- [TO DO] Across the listing below, count the lines that mention the string "akkor". Reply with the figure only.

--- --- ---

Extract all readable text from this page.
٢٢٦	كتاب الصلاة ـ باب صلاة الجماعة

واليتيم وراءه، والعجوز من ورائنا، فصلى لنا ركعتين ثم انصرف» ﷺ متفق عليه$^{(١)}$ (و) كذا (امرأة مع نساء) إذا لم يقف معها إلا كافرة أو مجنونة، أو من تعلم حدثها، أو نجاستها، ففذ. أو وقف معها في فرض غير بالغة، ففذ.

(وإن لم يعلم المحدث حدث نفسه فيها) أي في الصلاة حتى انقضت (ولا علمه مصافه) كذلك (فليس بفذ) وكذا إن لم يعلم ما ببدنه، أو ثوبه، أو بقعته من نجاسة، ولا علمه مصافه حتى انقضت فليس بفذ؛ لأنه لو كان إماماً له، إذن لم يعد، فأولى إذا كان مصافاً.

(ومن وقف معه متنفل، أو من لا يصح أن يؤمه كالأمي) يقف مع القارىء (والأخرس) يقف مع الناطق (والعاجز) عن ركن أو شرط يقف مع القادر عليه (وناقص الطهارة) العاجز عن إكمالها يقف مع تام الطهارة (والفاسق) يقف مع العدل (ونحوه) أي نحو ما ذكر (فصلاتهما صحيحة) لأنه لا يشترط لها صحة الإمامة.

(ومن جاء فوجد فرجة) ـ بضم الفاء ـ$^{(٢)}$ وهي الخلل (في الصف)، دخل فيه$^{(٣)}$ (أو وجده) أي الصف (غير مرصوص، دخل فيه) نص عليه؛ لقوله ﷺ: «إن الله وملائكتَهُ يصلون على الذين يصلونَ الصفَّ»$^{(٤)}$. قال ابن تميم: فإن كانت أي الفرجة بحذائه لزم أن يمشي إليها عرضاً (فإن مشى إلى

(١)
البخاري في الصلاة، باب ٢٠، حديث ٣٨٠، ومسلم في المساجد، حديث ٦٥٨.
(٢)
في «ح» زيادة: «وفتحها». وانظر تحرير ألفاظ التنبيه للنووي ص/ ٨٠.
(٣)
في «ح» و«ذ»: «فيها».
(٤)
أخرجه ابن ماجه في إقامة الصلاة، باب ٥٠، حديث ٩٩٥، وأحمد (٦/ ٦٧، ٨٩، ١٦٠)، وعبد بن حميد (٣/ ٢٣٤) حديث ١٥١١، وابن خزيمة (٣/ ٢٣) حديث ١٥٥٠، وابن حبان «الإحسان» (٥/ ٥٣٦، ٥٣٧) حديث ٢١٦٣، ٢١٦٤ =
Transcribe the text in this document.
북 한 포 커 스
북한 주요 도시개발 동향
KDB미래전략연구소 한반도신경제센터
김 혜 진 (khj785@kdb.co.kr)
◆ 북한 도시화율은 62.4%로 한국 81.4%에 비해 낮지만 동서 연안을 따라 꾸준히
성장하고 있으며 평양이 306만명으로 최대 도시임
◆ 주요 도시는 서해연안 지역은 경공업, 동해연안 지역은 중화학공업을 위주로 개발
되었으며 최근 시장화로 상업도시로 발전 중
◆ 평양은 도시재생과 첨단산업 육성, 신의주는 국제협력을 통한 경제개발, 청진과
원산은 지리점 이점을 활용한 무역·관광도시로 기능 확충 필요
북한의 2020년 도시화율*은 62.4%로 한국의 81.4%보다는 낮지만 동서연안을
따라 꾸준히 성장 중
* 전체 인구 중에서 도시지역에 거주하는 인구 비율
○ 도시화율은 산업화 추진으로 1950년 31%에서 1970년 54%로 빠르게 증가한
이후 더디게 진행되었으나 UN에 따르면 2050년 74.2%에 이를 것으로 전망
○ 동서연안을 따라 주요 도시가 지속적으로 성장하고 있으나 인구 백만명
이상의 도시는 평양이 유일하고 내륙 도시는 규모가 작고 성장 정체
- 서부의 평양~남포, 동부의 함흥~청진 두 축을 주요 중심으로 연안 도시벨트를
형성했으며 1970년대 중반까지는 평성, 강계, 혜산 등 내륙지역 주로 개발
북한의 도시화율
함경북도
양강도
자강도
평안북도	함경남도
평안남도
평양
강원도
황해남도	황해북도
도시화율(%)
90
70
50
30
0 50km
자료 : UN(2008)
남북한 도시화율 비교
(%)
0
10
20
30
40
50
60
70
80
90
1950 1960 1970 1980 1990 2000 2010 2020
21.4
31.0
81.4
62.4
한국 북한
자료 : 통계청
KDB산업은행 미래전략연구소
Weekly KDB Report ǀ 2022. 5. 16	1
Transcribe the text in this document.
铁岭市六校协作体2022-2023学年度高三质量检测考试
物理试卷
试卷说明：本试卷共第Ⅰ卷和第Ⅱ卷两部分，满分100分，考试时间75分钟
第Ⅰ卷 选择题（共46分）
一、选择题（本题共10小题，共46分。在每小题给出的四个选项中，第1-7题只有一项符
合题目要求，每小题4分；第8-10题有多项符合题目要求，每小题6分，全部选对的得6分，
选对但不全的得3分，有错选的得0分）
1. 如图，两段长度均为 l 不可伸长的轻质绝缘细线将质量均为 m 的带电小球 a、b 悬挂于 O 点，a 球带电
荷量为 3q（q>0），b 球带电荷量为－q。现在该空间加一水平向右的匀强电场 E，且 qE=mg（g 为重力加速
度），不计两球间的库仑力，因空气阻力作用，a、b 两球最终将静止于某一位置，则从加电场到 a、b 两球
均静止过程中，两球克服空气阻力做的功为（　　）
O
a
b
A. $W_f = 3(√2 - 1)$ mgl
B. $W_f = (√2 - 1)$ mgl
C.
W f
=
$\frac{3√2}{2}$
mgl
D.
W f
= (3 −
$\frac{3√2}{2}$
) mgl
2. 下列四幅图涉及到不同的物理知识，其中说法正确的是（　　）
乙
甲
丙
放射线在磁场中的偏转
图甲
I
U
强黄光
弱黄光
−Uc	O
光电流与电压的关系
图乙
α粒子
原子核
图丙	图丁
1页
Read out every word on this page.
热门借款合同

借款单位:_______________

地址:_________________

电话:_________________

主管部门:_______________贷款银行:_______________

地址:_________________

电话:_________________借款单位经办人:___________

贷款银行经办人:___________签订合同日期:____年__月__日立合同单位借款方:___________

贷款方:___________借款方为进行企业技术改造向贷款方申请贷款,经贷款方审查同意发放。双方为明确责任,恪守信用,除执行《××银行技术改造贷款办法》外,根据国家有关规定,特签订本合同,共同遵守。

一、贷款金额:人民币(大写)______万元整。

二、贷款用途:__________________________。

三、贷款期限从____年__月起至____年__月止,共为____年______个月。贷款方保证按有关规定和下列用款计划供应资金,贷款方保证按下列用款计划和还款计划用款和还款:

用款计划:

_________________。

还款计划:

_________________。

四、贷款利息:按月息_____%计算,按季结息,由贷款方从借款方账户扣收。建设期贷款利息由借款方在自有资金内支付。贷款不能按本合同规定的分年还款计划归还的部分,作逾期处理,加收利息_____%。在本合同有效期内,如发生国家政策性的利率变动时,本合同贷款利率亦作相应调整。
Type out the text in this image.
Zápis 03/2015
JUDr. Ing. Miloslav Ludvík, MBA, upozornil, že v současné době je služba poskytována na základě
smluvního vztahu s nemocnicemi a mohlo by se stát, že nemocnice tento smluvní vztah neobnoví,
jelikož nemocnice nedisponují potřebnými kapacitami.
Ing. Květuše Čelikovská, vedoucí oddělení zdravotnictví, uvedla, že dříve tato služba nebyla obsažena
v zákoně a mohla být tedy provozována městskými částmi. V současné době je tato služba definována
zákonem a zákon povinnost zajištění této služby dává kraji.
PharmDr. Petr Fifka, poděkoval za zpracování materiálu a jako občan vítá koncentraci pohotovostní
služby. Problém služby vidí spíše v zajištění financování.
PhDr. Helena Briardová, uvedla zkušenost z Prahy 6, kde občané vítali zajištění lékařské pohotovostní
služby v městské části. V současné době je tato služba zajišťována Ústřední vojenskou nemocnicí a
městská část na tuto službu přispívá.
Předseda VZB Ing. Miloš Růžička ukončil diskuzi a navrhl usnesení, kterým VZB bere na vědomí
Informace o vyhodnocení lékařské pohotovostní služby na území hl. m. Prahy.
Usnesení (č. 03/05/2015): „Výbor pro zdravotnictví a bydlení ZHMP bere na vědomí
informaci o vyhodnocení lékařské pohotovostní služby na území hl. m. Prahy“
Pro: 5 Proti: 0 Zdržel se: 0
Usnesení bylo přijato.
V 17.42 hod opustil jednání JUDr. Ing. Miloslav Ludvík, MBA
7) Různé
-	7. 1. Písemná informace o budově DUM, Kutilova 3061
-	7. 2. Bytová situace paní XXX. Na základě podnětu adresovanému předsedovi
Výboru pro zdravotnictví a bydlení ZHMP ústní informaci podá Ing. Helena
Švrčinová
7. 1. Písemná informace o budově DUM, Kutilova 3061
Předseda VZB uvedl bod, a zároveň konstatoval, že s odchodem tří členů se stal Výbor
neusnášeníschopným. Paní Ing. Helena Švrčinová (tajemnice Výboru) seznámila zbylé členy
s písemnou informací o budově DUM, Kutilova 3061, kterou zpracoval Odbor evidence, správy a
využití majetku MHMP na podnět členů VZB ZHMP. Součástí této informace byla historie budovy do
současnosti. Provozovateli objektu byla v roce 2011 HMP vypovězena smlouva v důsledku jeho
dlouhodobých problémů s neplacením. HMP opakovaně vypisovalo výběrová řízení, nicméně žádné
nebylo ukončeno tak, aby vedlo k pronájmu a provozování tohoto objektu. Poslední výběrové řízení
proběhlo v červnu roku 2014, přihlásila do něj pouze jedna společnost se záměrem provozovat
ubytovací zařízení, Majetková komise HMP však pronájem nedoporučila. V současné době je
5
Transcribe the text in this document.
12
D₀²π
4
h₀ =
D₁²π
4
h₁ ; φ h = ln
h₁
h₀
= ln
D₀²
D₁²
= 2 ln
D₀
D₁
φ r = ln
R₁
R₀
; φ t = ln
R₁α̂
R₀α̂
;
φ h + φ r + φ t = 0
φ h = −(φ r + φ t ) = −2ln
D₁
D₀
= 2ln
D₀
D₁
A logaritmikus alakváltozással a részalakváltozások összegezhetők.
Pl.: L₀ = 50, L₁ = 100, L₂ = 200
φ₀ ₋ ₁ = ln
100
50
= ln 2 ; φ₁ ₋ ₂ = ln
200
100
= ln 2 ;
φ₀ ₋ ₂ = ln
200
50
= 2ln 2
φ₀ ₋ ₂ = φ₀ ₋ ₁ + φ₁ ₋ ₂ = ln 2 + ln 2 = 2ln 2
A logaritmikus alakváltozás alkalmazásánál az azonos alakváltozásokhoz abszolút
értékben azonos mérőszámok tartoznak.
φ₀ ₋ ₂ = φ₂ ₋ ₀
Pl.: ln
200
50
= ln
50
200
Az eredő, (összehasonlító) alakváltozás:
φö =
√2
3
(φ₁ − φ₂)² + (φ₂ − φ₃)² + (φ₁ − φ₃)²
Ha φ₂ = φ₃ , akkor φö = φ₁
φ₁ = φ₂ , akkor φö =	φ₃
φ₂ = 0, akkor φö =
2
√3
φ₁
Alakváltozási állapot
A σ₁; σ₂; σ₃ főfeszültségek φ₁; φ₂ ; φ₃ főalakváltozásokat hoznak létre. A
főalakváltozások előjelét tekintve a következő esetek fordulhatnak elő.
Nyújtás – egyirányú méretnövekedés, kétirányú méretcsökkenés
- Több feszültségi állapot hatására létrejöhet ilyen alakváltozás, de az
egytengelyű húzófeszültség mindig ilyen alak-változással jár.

--- --- ---

- [RESPONSE BELOW] 3